◆ Exercise
Please output the records below in full, exactly as given, but without the images.

☆ ☆ ☆

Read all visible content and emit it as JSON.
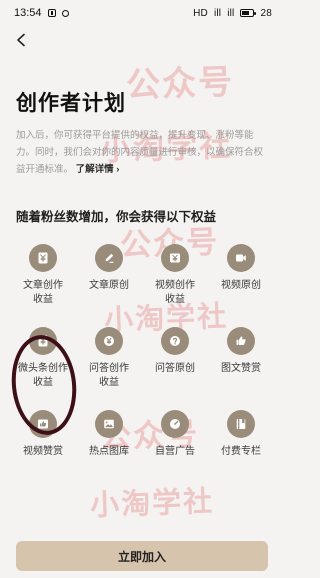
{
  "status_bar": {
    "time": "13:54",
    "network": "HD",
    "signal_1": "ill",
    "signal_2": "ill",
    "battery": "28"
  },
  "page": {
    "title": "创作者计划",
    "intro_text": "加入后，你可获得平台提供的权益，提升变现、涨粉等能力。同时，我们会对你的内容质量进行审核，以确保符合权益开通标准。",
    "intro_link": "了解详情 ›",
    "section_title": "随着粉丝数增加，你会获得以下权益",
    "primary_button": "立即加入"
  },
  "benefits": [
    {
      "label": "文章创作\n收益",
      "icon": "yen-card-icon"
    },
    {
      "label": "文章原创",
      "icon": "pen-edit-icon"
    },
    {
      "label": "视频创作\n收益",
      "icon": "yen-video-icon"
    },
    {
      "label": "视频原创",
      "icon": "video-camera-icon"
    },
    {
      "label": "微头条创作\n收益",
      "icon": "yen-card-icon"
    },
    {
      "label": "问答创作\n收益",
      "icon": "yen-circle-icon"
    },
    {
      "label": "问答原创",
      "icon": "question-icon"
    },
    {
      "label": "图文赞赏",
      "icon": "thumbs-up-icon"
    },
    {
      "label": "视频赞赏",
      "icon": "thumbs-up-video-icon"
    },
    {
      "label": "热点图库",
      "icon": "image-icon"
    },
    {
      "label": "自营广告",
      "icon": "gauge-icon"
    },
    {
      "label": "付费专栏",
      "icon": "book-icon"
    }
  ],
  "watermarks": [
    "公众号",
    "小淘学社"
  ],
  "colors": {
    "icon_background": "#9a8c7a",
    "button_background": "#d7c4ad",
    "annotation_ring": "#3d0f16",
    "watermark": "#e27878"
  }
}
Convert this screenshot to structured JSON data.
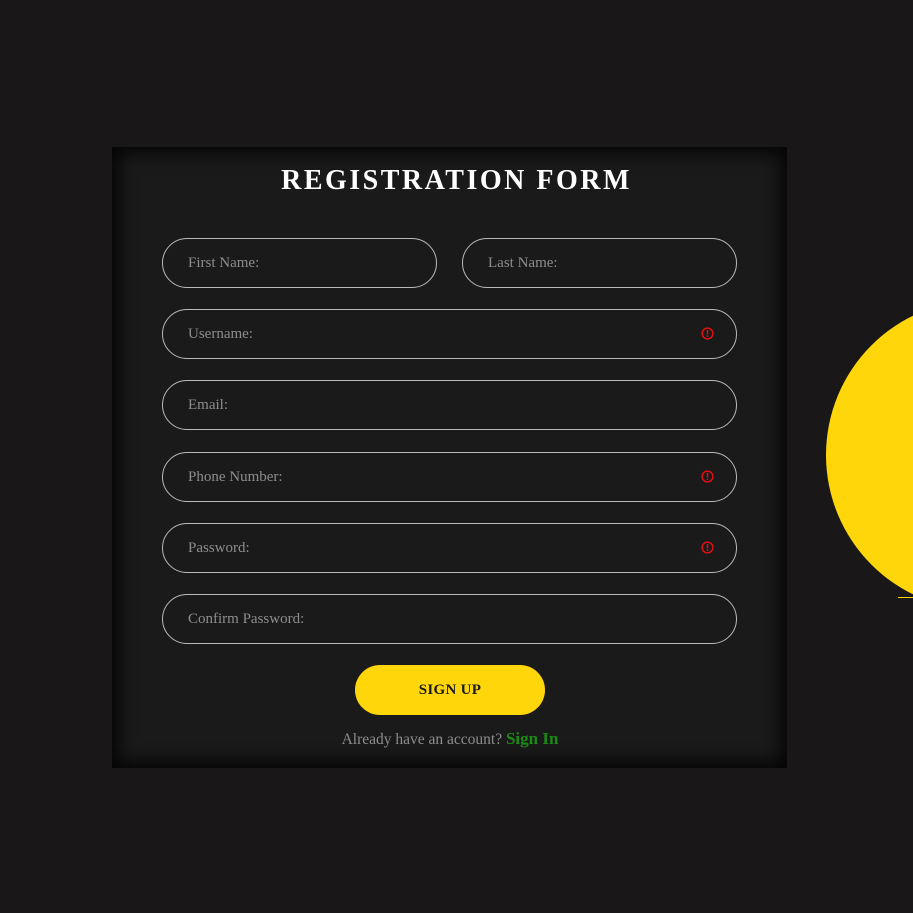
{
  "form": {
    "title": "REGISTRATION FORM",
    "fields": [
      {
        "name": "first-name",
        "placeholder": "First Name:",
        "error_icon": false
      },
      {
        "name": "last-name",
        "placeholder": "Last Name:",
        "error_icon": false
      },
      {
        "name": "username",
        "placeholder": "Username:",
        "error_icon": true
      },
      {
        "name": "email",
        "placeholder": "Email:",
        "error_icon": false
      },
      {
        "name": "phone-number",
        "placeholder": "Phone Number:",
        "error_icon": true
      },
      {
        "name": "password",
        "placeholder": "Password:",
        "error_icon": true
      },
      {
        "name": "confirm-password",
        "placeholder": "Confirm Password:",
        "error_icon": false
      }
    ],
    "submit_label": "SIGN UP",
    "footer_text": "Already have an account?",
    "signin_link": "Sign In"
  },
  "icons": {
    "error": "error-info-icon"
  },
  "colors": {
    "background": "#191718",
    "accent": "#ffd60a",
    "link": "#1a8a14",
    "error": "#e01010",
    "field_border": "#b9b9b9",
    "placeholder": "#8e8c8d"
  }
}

☆ ☆ ☆

◆ Exercise response
Read all visible content and emit it as JSON.
{
  "status_bar": {
    "time": "13:54",
    "network": "HD",
    "signal_1": "ill",
    "signal_2": "ill",
    "battery": "28"
  },
  "page": {
    "title": "创作者计划",
    "intro_text": "加入后，你可获得平台提供的权益，提升变现、涨粉等能力。同时，我们会对你的内容质量进行审核，以确保符合权益开通标准。",
    "intro_link": "了解详情 ›",
    "section_title": "随着粉丝数增加，你会获得以下权益",
    "primary_button": "立即加入"
  },
  "benefits": [
    {
      "label": "文章创作\n收益",
      "icon": "yen-card-icon"
    },
    {
      "label": "文章原创",
      "icon": "pen-edit-icon"
    },
    {
      "label": "视频创作\n收益",
      "icon": "yen-video-icon"
    },
    {
      "label": "视频原创",
      "icon": "video-camera-icon"
    },
    {
      "label": "微头条创作\n收益",
      "icon": "yen-card-icon"
    },
    {
      "label": "问答创作\n收益",
      "icon": "yen-circle-icon"
    },
    {
      "label": "问答原创",
      "icon": "question-icon"
    },
    {
      "label": "图文赞赏",
      "icon": "thumbs-up-icon"
    },
    {
      "label": "视频赞赏",
      "icon": "thumbs-up-video-icon"
    },
    {
      "label": "热点图库",
      "icon": "image-icon"
    },
    {
      "label": "自营广告",
      "icon": "gauge-icon"
    },
    {
      "label": "付费专栏",
      "icon": "book-icon"
    }
  ],
  "watermarks": [
    "公众号",
    "小淘学社"
  ],
  "colors": {
    "icon_background": "#9a8c7a",
    "button_background": "#d7c4ad",
    "annotation_ring": "#3d0f16",
    "watermark": "#e27878"
  }
}
Convert this screenshot to structured JSON data.
{
  "form": {
    "title": "REGISTRATION FORM",
    "fields": [
      {
        "name": "first-name",
        "placeholder": "First Name:",
        "error_icon": false
      },
      {
        "name": "last-name",
        "placeholder": "Last Name:",
        "error_icon": false
      },
      {
        "name": "username",
        "placeholder": "Username:",
        "error_icon": true
      },
      {
        "name": "email",
        "placeholder": "Email:",
        "error_icon": false
      },
      {
        "name": "phone-number",
        "placeholder": "Phone Number:",
        "error_icon": true
      },
      {
        "name": "password",
        "placeholder": "Password:",
        "error_icon": true
      },
      {
        "name": "confirm-password",
        "placeholder": "Confirm Password:",
        "error_icon": false
      }
    ],
    "submit_label": "SIGN UP",
    "footer_text": "Already have an account?",
    "signin_link": "Sign In"
  },
  "icons": {
    "error": "error-info-icon"
  },
  "colors": {
    "background": "#191718",
    "accent": "#ffd60a",
    "link": "#1a8a14",
    "error": "#e01010",
    "field_border": "#b9b9b9",
    "placeholder": "#8e8c8d"
  }
}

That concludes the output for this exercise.